_DATASET EXCERPTS_.
++++

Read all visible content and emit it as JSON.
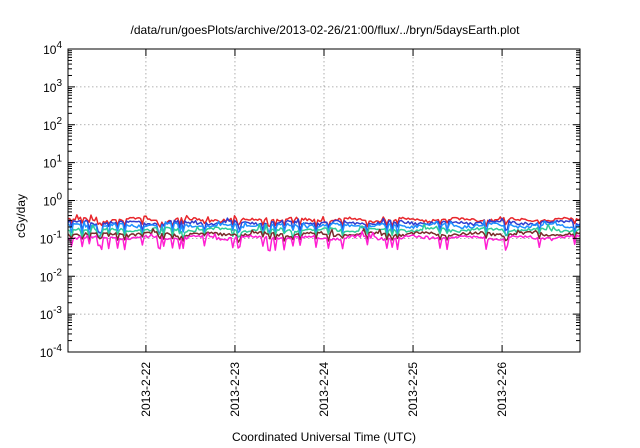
{
  "chart_data": {
    "type": "line",
    "title": "/data/run/goesPlots/archive/2013-02-26/21:00/flux/../bryn/5daysEarth.plot",
    "xlabel": "Coordinated Universal Time (UTC)",
    "ylabel": "cGy/day",
    "y_scale": "log",
    "ylim": [
      0.0001,
      10000
    ],
    "y_ticks": [
      {
        "base": "10",
        "exp": "-4"
      },
      {
        "base": "10",
        "exp": "-3"
      },
      {
        "base": "10",
        "exp": "-2"
      },
      {
        "base": "10",
        "exp": "-1"
      },
      {
        "base": "10",
        "exp": "0"
      },
      {
        "base": "10",
        "exp": "1"
      },
      {
        "base": "10",
        "exp": "2"
      },
      {
        "base": "10",
        "exp": "3"
      },
      {
        "base": "10",
        "exp": "4"
      }
    ],
    "xlim": [
      "2013-02-21 03:00",
      "2013-02-26 21:00"
    ],
    "x_ticks": [
      "2013-2-22",
      "2013-2-23",
      "2013-2-24",
      "2013-2-25",
      "2013-2-26"
    ],
    "grid": true,
    "series": [
      {
        "color": "#e8262b",
        "level": 0.31,
        "dip_depth": 0.82
      },
      {
        "color": "#2e3fd1",
        "level": 0.26,
        "dip_depth": 0.72
      },
      {
        "color": "#1e90ff",
        "level": 0.22,
        "dip_depth": 0.7
      },
      {
        "color": "#2ecc9a",
        "level": 0.17,
        "dip_depth": 0.78
      },
      {
        "color": "#7a2a2a",
        "level": 0.13,
        "dip_depth": 0.82
      },
      {
        "color": "#ff1fd2",
        "level": 0.105,
        "dip_depth": 0.62
      }
    ]
  }
}
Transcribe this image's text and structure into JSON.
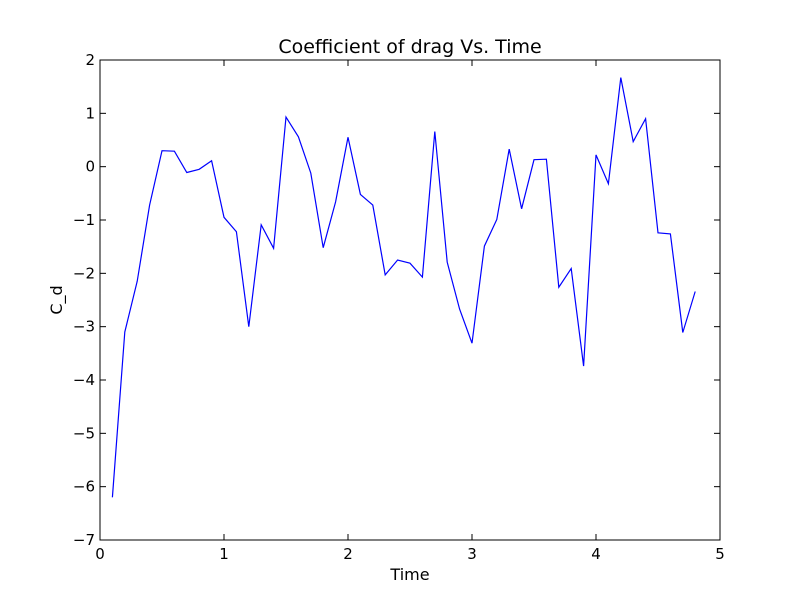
{
  "chart_data": {
    "type": "line",
    "title": "Coefficient of drag Vs. Time",
    "xlabel": "Time",
    "ylabel": "C_d",
    "xlim": [
      0,
      5
    ],
    "ylim": [
      -7,
      2
    ],
    "xticks": [
      0,
      1,
      2,
      3,
      4,
      5
    ],
    "xtick_labels": [
      "0",
      "1",
      "2",
      "3",
      "4",
      "5"
    ],
    "yticks": [
      2,
      1,
      0,
      -1,
      -2,
      -3,
      -4,
      -5,
      -6,
      -7
    ],
    "ytick_labels": [
      "2",
      "1",
      "0",
      "−1",
      "−2",
      "−3",
      "−4",
      "−5",
      "−6",
      "−7"
    ],
    "grid": false,
    "series": [
      {
        "color": "#0000ff",
        "x": [
          0.1,
          0.2,
          0.3,
          0.4,
          0.5,
          0.6,
          0.7,
          0.8,
          0.9,
          1.0,
          1.1,
          1.2,
          1.3,
          1.4,
          1.5,
          1.6,
          1.7,
          1.8,
          1.9,
          2.0,
          2.1,
          2.2,
          2.3,
          2.4,
          2.5,
          2.6,
          2.7,
          2.8,
          2.9,
          3.0,
          3.1,
          3.2,
          3.3,
          3.4,
          3.5,
          3.6,
          3.7,
          3.8,
          3.9,
          4.0,
          4.1,
          4.2,
          4.3,
          4.4,
          4.5,
          4.6,
          4.7,
          4.8
        ],
        "y": [
          -6.2,
          -3.1,
          -2.15,
          -0.72,
          0.3,
          0.29,
          -0.11,
          -0.05,
          0.11,
          -0.95,
          -1.22,
          -3.0,
          -1.09,
          -1.53,
          0.93,
          0.56,
          -0.12,
          -1.52,
          -0.66,
          0.55,
          -0.52,
          -0.72,
          -2.03,
          -1.75,
          -1.81,
          -2.07,
          0.66,
          -1.79,
          -2.67,
          -3.31,
          -1.49,
          -0.99,
          0.33,
          -0.79,
          0.13,
          0.14,
          -2.26,
          -1.91,
          -3.74,
          0.22,
          -0.32,
          1.67,
          0.47,
          0.9,
          -1.24,
          -1.26,
          -3.11,
          -2.34
        ]
      }
    ]
  }
}
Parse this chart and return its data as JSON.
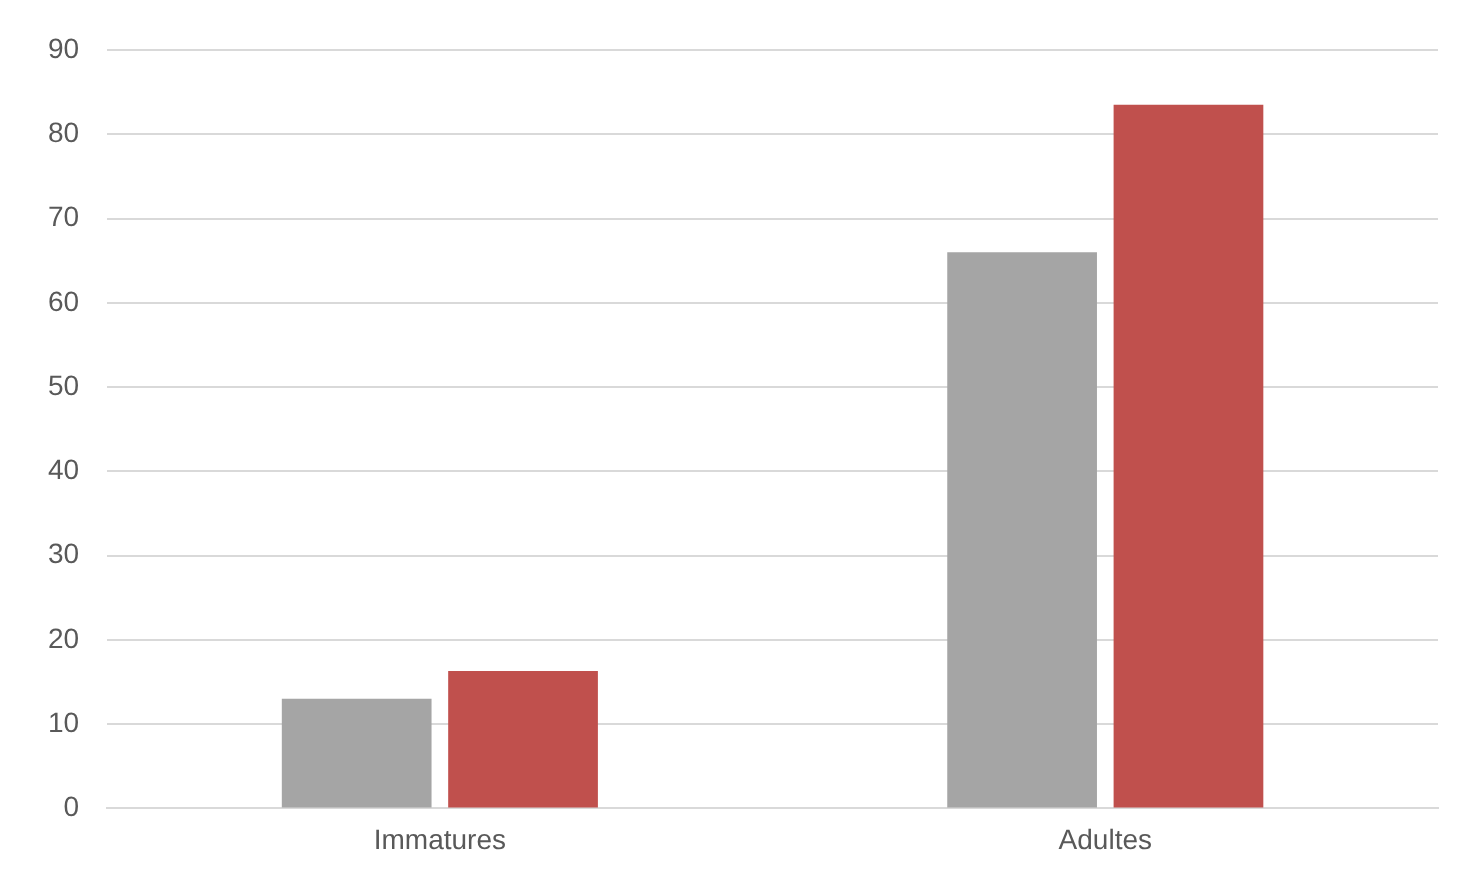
{
  "chart_data": {
    "type": "bar",
    "categories": [
      "Immatures",
      "Adultes"
    ],
    "series": [
      {
        "color": "#a5a5a5",
        "values": [
          13,
          66
        ]
      },
      {
        "color": "#c0504d",
        "values": [
          16.3,
          83.5
        ]
      }
    ],
    "ylim": [
      0,
      90
    ],
    "yticks": [
      0,
      10,
      20,
      30,
      40,
      50,
      60,
      70,
      80,
      90
    ],
    "grid": "y",
    "legend": false
  }
}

++++

_PROBLEM_.
Gather each line holding the string "this".

_WRITTEN ANSWER_.
Transcribe this image's text and structure into JSON.
Parse this chart and return its data as JSON.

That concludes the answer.